§ **PROBLEM DESCRIPTION**
Reproduce each record exactly.
** BEGIN **
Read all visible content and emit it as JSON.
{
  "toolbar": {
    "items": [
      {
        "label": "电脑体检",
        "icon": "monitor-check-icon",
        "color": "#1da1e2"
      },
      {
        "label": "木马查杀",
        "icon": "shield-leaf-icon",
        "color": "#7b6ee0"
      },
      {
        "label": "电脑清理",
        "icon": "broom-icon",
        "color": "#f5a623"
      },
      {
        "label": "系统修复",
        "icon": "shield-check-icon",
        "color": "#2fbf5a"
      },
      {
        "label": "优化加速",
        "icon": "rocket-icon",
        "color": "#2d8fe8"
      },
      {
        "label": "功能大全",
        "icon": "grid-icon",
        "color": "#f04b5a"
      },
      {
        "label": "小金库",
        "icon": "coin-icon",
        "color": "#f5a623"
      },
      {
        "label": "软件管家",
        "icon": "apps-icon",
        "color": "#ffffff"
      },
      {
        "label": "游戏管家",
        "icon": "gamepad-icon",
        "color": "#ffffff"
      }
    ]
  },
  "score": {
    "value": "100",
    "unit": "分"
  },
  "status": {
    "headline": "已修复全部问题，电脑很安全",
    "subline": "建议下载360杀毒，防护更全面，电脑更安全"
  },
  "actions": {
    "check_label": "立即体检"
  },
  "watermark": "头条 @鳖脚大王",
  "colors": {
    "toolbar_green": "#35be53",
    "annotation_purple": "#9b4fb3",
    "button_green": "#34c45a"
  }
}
** END **
§ **WRITTEN RESPONSE**
Read all visible content and emit it as JSON.
{
  "toolbar": {
    "items": [
      {
        "label": "电脑体检",
        "icon": "monitor-check-icon",
        "color": "#1da1e2"
      },
      {
        "label": "木马查杀",
        "icon": "shield-leaf-icon",
        "color": "#7b6ee0"
      },
      {
        "label": "电脑清理",
        "icon": "broom-icon",
        "color": "#f5a623"
      },
      {
        "label": "系统修复",
        "icon": "shield-check-icon",
        "color": "#2fbf5a"
      },
      {
        "label": "优化加速",
        "icon": "rocket-icon",
        "color": "#2d8fe8"
      },
      {
        "label": "功能大全",
        "icon": "grid-icon",
        "color": "#f04b5a"
      },
      {
        "label": "小金库",
        "icon": "coin-icon",
        "color": "#f5a623"
      },
      {
        "label": "软件管家",
        "icon": "apps-icon",
        "color": "#ffffff"
      },
      {
        "label": "游戏管家",
        "icon": "gamepad-icon",
        "color": "#ffffff"
      }
    ]
  },
  "score": {
    "value": "100",
    "unit": "分"
  },
  "status": {
    "headline": "已修复全部问题，电脑很安全",
    "subline": "建议下载360杀毒，防护更全面，电脑更安全"
  },
  "actions": {
    "check_label": "立即体检"
  },
  "watermark": "头条 @鳖脚大王",
  "colors": {
    "toolbar_green": "#35be53",
    "annotation_purple": "#9b4fb3",
    "button_green": "#34c45a"
  }
}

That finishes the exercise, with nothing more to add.